== AIM ==
Gather all lines in the data that hold the string "pogrążenia".

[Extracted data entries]

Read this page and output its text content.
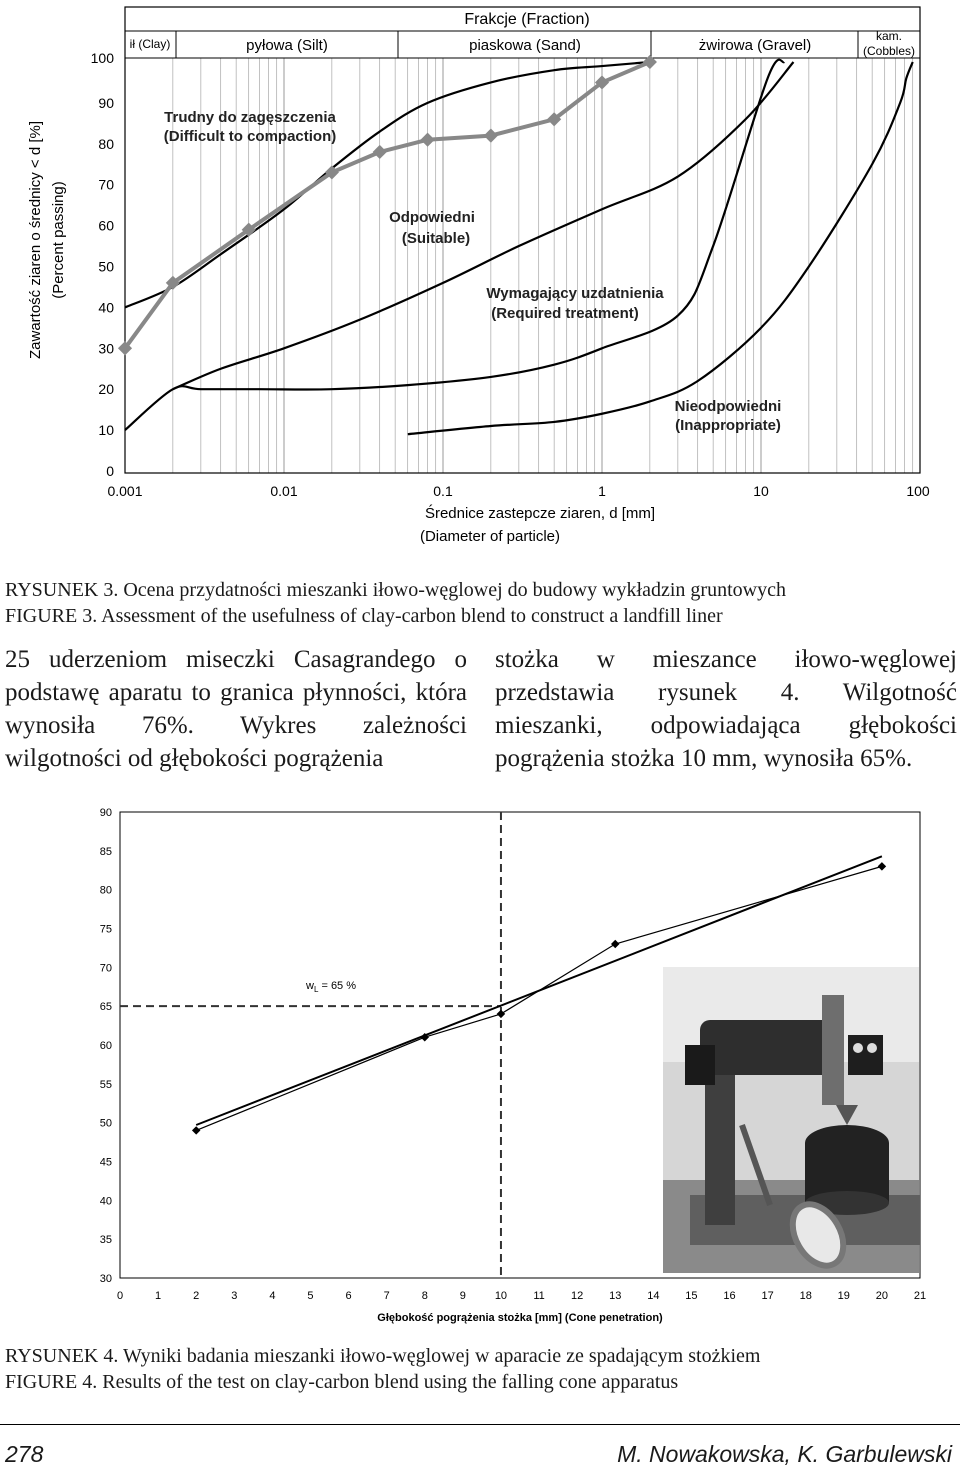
Frakcje (Fraction)
ił (Clay)	pyłowa (Silt)	piaskowa (Sand)	żwirowa (Gravel)
kam.
(Cobbles)
Zawartość ziaren o średnicy < d [%] (Percent passing)
0
10
20
30
40
50
60
70
80
90
100
0.001	0.01	0.1	1	10	100
Średnice zastepcze ziaren, d [mm]
(Diameter of particle)
Trudny do zagęszczenia
(Difficult to compaction)
Odpowiedni
(Suitable)
Wymagający uzdatnienia
(Required treatment)
Nieodpowiedni
(Inappropriate)
RYSUNEK 3. Ocena przydatności mieszanki iłowo-węglowej do budowy wykładzin gruntowych
FIGURE 3. Assessment of the usefulness of clay-carbon blend to construct a landfill liner

25 uderzeniom miseczki Casagrandego o podstawę aparatu to granica płynności, która wynosiła 76%. Wykres zależności wilgotności od głębokości pogrążenia

stożka w mieszance iłowo-węglowej przedstawia rysunek 4. Wilgotność mieszanki, odpowiadająca głębokości pogrążenia stożka 10 mm, wynosiła 65%.

30
35
40
45
50
55
60
65
70
75
80
85
90
0	1	2	3	4	5	6	7	8	9	10 11 12 13 14 15 16 17 18 19 20 21
Głębokość pogrążenia stożka [mm] (Cone penetration)
$w_L = 65$ %
RYSUNEK 4. Wyniki badania mieszanki iłowo-węglowej w aparacie ze spadającym stożkiem
FIGURE 4. Results of the test on clay-carbon blend using the falling cone apparatus
278	M. Nowakowska, K. Garbulewski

== THE RESPONSE ==
25 uderzeniom miseczki Casagrandego o podstawę aparatu to granica płynności, która wynosiła 76%. Wykres zależności wilgotności od głębokości pogrążenia
stożka w mieszance iłowo-węglowej przedstawia rysunek 4. Wilgotność mieszanki, odpowiadająca głębokości pogrążenia stożka 10 mm, wynosiła 65%.
Głębokość pogrążenia stożka [mm] (Cone penetration)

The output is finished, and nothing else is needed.